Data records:
----------------

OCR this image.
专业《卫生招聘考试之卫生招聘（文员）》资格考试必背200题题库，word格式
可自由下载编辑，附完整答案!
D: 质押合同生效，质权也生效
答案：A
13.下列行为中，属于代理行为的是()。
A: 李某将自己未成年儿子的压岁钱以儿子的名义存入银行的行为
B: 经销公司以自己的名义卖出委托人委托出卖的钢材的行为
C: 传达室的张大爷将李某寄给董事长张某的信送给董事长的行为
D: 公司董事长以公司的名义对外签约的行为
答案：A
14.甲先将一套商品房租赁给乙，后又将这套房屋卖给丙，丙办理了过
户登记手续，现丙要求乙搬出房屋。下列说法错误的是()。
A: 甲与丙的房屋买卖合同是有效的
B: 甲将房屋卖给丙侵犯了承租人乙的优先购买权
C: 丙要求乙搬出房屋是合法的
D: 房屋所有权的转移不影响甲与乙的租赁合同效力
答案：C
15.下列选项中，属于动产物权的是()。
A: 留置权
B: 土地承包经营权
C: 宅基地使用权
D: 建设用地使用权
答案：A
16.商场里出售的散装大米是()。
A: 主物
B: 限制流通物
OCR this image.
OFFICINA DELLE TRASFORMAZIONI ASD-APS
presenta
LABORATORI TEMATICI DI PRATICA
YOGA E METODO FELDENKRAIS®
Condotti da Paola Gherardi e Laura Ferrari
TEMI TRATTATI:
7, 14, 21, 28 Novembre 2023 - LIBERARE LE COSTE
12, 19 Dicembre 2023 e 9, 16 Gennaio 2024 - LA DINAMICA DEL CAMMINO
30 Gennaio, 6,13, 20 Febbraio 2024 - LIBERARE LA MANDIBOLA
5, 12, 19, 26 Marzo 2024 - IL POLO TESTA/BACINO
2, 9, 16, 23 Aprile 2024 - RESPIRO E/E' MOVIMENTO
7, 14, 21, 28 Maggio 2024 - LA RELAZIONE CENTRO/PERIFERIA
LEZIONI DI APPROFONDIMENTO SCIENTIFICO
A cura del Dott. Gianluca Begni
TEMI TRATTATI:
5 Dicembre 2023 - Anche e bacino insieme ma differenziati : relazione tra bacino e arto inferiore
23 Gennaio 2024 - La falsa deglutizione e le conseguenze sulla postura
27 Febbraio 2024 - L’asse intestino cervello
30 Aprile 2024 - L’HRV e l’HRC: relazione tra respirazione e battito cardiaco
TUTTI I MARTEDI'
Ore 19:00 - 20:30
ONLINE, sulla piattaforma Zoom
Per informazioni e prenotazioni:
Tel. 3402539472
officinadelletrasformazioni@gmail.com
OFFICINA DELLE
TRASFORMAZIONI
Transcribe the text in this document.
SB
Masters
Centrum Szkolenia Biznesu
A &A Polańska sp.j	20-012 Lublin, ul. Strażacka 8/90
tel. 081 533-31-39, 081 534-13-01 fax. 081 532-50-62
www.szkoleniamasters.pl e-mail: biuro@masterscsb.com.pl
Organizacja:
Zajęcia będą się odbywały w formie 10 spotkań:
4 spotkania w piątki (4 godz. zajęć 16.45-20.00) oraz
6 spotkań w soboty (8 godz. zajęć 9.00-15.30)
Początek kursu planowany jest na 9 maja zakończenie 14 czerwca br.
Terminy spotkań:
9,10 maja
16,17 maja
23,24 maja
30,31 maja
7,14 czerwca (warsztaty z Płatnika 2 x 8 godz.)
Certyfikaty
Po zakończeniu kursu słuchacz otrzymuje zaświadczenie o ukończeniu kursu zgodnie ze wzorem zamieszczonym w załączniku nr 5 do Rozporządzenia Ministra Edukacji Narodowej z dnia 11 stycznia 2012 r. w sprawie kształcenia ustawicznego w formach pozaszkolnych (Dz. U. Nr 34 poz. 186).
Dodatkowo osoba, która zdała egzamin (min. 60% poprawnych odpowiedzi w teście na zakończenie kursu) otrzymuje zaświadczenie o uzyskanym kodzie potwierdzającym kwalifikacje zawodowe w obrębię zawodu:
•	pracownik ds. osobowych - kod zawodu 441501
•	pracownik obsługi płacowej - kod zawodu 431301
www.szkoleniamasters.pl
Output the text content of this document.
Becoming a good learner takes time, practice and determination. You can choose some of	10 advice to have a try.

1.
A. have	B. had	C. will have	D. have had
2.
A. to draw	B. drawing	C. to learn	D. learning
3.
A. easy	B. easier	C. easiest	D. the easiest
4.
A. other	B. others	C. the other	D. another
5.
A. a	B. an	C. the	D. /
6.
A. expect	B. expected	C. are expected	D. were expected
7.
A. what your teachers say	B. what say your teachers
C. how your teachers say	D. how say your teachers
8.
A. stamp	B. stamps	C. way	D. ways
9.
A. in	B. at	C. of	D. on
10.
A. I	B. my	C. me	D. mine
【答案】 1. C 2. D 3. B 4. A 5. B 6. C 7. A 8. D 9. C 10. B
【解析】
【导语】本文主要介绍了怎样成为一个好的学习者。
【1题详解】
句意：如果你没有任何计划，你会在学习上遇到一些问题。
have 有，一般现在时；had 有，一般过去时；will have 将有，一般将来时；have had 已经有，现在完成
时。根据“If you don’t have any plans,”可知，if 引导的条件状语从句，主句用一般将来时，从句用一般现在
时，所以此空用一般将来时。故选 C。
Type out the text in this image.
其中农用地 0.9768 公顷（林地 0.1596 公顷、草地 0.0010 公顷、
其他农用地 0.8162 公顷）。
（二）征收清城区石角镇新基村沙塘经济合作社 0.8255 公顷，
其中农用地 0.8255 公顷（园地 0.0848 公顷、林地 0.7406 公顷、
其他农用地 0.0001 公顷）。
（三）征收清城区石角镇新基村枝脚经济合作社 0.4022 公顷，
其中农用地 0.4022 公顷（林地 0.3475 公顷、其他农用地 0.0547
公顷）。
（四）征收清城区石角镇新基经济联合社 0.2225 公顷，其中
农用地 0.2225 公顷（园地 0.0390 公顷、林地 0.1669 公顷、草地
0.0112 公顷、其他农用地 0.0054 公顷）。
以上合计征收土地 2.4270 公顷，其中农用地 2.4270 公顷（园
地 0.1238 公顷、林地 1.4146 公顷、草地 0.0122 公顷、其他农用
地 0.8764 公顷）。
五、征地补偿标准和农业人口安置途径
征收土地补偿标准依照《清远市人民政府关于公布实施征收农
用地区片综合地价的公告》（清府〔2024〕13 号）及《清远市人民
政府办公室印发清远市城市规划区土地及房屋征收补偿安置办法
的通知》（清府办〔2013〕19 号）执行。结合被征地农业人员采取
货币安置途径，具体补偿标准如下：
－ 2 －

----------------

> [Set problem]:
Go through the records above, find every line with the word "pracownik", and list those lines.

> [Solution to the exercise]:
•	pracownik ds. osobowych - kod zawodu 441501
•	pracownik obsługi płacowej - kod zawodu 431301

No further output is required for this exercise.